All entries must be extracted exactly, with nothing added or dropped.

+--

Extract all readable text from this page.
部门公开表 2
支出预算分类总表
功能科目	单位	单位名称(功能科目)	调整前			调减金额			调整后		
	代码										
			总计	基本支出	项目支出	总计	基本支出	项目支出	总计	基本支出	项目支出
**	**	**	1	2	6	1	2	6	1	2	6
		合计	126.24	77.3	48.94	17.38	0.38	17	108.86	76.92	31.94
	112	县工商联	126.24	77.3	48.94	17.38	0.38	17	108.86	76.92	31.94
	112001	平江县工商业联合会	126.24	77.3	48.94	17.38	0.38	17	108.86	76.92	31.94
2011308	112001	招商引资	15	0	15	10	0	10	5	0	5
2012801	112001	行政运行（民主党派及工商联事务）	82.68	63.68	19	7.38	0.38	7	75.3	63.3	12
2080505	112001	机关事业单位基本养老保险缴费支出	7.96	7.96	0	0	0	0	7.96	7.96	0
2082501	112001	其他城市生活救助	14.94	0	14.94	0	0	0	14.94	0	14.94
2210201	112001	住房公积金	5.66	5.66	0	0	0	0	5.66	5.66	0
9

+--

**WRITTEN RESPONSE**:
Extract all readable text from this page.
部门公开表 2
支出预算分类总表
功能科目	单位	单位名称(功能科目)	调整前			调减金额			调整后		
	代码										
			总计	基本支出	项目支出	总计	基本支出	项目支出	总计	基本支出	项目支出
**	**	**	1	2	6	1	2	6	1	2	6
		合计	126.24	77.3	48.94	17.38	0.38	17	108.86	76.92	31.94
	112	县工商联	126.24	77.3	48.94	17.38	0.38	17	108.86	76.92	31.94
	112001	平江县工商业联合会	126.24	77.3	48.94	17.38	0.38	17	108.86	76.92	31.94
2011308	112001	招商引资	15	0	15	10	0	10	5	0	5
2012801	112001	行政运行（民主党派及工商联事务）	82.68	63.68	19	7.38	0.38	7	75.3	63.3	12
2080505	112001	机关事业单位基本养老保险缴费支出	7.96	7.96	0	0	0	0	7.96	7.96	0
2082501	112001	其他城市生活救助	14.94	0	14.94	0	0	0	14.94	0	14.94
2210201	112001	住房公积金	5.66	5.66	0	0	0	0	5.66	5.66	0
9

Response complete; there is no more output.